**Task prompt**
Repeat only the lines from the one holding "Read this page and output its text content." down to the last line of the listing below, including both of those lines.

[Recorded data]
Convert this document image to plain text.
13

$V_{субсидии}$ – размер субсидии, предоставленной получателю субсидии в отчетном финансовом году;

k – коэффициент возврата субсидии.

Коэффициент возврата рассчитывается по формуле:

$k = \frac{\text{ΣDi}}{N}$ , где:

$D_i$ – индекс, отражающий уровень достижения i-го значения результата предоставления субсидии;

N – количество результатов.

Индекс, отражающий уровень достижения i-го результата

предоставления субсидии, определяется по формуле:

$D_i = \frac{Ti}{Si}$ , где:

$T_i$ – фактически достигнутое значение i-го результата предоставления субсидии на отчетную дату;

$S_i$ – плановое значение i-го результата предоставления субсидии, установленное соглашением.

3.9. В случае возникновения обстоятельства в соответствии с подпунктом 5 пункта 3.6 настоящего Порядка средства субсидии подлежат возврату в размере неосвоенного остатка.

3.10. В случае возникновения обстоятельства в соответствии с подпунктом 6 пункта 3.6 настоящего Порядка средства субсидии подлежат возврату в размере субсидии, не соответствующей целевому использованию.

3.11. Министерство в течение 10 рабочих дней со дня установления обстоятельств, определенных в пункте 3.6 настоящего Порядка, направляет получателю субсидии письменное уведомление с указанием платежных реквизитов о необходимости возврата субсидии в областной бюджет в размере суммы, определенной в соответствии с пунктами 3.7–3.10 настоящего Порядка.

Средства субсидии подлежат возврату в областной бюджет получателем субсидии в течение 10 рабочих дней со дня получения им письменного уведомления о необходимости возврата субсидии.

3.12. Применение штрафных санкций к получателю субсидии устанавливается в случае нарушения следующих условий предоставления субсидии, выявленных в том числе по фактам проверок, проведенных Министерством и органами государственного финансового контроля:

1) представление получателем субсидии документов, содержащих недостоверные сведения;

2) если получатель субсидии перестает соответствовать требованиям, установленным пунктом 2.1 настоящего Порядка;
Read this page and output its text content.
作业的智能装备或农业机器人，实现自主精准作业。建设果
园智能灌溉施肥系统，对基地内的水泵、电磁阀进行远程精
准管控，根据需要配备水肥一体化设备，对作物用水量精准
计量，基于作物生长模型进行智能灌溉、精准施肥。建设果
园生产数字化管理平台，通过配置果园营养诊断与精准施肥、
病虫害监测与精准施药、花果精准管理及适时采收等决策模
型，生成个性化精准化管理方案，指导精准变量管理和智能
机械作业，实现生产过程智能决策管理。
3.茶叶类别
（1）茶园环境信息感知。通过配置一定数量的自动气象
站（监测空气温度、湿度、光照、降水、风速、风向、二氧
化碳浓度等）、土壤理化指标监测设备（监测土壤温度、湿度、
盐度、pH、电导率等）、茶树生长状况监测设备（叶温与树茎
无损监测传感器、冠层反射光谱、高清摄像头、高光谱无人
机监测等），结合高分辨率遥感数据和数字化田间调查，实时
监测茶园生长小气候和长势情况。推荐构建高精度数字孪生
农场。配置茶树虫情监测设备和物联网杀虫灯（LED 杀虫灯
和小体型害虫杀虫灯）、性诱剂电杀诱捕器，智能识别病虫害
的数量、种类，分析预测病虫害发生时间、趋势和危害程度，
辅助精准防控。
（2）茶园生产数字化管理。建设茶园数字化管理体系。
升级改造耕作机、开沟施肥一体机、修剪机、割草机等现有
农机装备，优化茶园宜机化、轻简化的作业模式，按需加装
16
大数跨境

**Full response**
Read this page and output its text content.
作业的智能装备或农业机器人，实现自主精准作业。建设果
园智能灌溉施肥系统，对基地内的水泵、电磁阀进行远程精
准管控，根据需要配备水肥一体化设备，对作物用水量精准
计量，基于作物生长模型进行智能灌溉、精准施肥。建设果
园生产数字化管理平台，通过配置果园营养诊断与精准施肥、
病虫害监测与精准施药、花果精准管理及适时采收等决策模
型，生成个性化精准化管理方案，指导精准变量管理和智能
机械作业，实现生产过程智能决策管理。
3.茶叶类别
（1）茶园环境信息感知。通过配置一定数量的自动气象
站（监测空气温度、湿度、光照、降水、风速、风向、二氧
化碳浓度等）、土壤理化指标监测设备（监测土壤温度、湿度、
盐度、pH、电导率等）、茶树生长状况监测设备（叶温与树茎
无损监测传感器、冠层反射光谱、高清摄像头、高光谱无人
机监测等），结合高分辨率遥感数据和数字化田间调查，实时
监测茶园生长小气候和长势情况。推荐构建高精度数字孪生
农场。配置茶树虫情监测设备和物联网杀虫灯（LED 杀虫灯
和小体型害虫杀虫灯）、性诱剂电杀诱捕器，智能识别病虫害
的数量、种类，分析预测病虫害发生时间、趋势和危害程度，
辅助精准防控。
（2）茶园生产数字化管理。建设茶园数字化管理体系。
升级改造耕作机、开沟施肥一体机、修剪机、割草机等现有
农机装备，优化茶园宜机化、轻简化的作业模式，按需加装
16
大数跨境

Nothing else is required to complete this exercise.